WORK TO DO
In the entries below, find every line with "this" and copy it.
----------------
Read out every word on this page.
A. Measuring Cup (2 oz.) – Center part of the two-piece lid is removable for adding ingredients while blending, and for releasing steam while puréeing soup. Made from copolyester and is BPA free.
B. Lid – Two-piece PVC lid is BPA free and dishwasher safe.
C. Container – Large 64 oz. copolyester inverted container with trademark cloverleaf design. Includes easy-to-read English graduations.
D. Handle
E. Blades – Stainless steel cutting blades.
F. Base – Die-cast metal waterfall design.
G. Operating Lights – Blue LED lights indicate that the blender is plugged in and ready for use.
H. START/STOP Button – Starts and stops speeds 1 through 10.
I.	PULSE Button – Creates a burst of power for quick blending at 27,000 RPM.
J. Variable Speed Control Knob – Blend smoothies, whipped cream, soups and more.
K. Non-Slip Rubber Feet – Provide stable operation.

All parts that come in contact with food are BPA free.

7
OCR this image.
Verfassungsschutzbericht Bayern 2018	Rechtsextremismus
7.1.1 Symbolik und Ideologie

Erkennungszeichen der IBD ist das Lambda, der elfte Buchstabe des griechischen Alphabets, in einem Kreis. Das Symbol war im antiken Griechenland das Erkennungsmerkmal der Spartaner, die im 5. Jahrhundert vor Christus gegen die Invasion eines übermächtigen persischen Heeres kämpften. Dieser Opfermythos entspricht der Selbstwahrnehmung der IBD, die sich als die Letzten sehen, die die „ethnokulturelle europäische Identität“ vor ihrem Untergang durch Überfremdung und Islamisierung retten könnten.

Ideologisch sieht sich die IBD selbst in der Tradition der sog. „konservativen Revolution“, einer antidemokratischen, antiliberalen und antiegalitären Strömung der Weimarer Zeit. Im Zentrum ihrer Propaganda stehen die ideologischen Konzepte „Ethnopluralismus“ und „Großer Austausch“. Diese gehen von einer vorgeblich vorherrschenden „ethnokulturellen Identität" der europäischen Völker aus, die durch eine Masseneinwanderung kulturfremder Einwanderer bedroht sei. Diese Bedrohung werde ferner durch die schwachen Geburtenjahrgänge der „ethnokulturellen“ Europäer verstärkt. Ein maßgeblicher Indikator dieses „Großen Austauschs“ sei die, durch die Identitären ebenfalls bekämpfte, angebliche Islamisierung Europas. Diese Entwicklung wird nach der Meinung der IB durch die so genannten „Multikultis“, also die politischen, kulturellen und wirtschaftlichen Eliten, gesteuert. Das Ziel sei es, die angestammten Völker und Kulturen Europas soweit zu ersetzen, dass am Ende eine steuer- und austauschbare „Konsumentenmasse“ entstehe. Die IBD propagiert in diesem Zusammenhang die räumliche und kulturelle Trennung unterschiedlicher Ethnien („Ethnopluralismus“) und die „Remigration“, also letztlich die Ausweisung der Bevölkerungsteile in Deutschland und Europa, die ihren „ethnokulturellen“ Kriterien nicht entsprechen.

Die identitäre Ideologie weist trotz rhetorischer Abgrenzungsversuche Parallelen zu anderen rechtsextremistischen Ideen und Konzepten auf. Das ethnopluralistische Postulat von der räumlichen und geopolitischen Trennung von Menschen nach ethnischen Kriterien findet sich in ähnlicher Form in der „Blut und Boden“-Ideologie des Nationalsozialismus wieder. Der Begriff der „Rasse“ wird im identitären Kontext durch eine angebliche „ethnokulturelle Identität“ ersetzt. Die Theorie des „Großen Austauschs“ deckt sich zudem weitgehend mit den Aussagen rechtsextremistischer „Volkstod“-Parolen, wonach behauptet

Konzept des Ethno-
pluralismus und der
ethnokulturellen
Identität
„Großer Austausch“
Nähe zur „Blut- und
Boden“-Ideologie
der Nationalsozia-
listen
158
----------------
TASK OUTPUT
Read out every word on this page.
OCR this image.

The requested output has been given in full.